**WHAT THE TASK REQUIRES:**
Within the material below, find each line bearing the word "title" and present it.
## begin SUPPLIED MATERIAL
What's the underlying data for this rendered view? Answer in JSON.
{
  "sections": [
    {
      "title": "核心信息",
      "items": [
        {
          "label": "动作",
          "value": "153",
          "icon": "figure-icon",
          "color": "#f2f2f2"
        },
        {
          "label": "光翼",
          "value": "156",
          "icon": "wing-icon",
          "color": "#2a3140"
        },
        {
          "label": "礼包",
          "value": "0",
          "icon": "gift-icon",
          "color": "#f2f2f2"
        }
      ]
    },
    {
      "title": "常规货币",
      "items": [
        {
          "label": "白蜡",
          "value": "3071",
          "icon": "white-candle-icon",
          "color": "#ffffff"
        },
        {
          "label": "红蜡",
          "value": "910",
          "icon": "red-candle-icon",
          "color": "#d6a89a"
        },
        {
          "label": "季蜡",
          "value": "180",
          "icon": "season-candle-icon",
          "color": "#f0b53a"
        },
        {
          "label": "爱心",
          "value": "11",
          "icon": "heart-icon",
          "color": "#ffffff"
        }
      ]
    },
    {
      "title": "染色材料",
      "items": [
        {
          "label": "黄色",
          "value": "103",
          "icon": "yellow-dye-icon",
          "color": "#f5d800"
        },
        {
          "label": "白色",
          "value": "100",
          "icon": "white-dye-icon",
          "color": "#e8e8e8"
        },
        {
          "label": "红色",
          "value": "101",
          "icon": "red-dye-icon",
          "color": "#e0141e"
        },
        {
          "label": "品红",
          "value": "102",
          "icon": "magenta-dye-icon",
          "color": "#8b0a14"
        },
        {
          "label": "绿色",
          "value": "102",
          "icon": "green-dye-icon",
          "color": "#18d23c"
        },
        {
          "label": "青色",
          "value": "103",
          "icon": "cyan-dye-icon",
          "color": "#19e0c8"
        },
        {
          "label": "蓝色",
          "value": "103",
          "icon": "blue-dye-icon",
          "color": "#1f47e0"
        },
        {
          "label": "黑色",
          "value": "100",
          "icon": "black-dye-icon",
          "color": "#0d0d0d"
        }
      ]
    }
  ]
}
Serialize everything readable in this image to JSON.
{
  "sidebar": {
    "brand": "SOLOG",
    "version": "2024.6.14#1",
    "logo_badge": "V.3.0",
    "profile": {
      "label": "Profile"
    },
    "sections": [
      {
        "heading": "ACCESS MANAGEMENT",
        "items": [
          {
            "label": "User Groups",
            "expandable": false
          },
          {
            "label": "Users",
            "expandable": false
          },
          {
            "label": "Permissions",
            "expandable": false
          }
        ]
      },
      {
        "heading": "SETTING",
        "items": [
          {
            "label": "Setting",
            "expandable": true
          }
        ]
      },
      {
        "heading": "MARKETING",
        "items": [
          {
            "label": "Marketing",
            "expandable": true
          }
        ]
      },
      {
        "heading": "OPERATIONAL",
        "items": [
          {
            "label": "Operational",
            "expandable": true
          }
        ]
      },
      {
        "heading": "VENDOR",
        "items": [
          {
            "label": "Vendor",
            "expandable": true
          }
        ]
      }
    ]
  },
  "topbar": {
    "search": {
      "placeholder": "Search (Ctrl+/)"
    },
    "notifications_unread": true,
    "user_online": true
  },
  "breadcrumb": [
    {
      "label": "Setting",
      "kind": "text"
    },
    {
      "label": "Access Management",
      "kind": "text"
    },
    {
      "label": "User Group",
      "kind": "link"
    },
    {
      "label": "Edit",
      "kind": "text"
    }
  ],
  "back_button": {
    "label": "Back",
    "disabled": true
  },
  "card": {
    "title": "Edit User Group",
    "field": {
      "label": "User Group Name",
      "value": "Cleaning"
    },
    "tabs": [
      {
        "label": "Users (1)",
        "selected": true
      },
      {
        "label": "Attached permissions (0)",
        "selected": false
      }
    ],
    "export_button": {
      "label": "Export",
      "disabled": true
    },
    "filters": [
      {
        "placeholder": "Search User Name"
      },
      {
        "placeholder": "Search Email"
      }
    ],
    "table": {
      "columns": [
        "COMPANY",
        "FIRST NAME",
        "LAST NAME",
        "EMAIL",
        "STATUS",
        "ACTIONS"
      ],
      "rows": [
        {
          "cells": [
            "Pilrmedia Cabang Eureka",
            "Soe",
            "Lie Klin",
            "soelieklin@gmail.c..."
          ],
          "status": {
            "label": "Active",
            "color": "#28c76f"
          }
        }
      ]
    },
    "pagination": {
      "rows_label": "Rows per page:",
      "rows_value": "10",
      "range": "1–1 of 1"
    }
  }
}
## end SUPPLIED MATERIAL
**OUTPUT FOR THIS EXERCISE:**
      "title": "核心信息",
      "title": "常规货币",
      "title": "染色材料",
    "title": "Edit User Group",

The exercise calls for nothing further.